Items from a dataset
▬▬▬
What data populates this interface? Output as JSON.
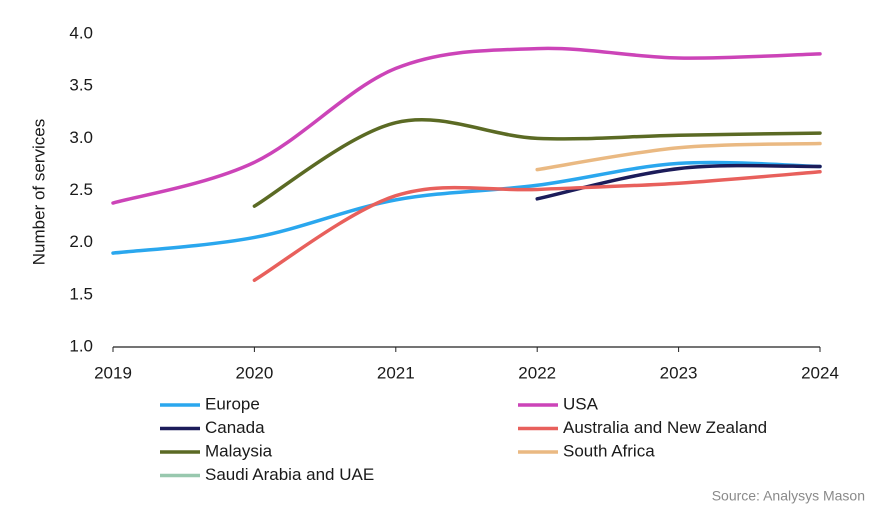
{
  "chart_data": {
    "type": "line",
    "y_label": "Number of services",
    "source": "Source: Analysys Mason",
    "categories": [
      "2019",
      "2020",
      "2021",
      "2022",
      "2023",
      "2024"
    ],
    "ylim": [
      1,
      4
    ],
    "yticks": [
      {
        "value": 1,
        "label": "1.0"
      },
      {
        "value": 1.5,
        "label": "1.5"
      },
      {
        "value": 2,
        "label": "2.0"
      },
      {
        "value": 2.5,
        "label": "2.5"
      },
      {
        "value": 3,
        "label": "3.0"
      },
      {
        "value": 3.5,
        "label": "3.5"
      },
      {
        "value": 4,
        "label": "4.0"
      }
    ],
    "series": [
      {
        "name": "Europe",
        "color": "#2aa7ee",
        "values": [
          1.9,
          2.05,
          2.41,
          2.55,
          2.76,
          2.73
        ]
      },
      {
        "name": "USA",
        "color": "#cc44b8",
        "values": [
          2.38,
          2.77,
          3.67,
          3.86,
          3.77,
          3.81
        ]
      },
      {
        "name": "Canada",
        "color": "#1c1c5a",
        "values": [
          null,
          null,
          null,
          2.42,
          2.71,
          2.73
        ]
      },
      {
        "name": "Australia and New Zealand",
        "color": "#e8605c",
        "values": [
          null,
          1.64,
          2.45,
          2.51,
          2.57,
          2.68
        ]
      },
      {
        "name": "Malaysia",
        "color": "#5b6a24",
        "values": [
          null,
          2.35,
          3.15,
          3.0,
          3.03,
          3.05
        ]
      },
      {
        "name": "South Africa",
        "color": "#eab982",
        "values": [
          null,
          null,
          null,
          2.7,
          2.91,
          2.95
        ]
      },
      {
        "name": "Saudi Arabia and UAE",
        "color": "#98c8ae",
        "values": [
          null,
          null,
          null,
          null,
          null,
          null
        ]
      }
    ]
  }
}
▬▬▬
TASK TO COMPLETE = Scan the material above for the string "color" and report each line where you find it.

TASK SOLUTION =
        "color": "#2aa7ee",
        "color": "#cc44b8",
        "color": "#1c1c5a",
        "color": "#e8605c",
        "color": "#5b6a24",
        "color": "#eab982",
        "color": "#98c8ae",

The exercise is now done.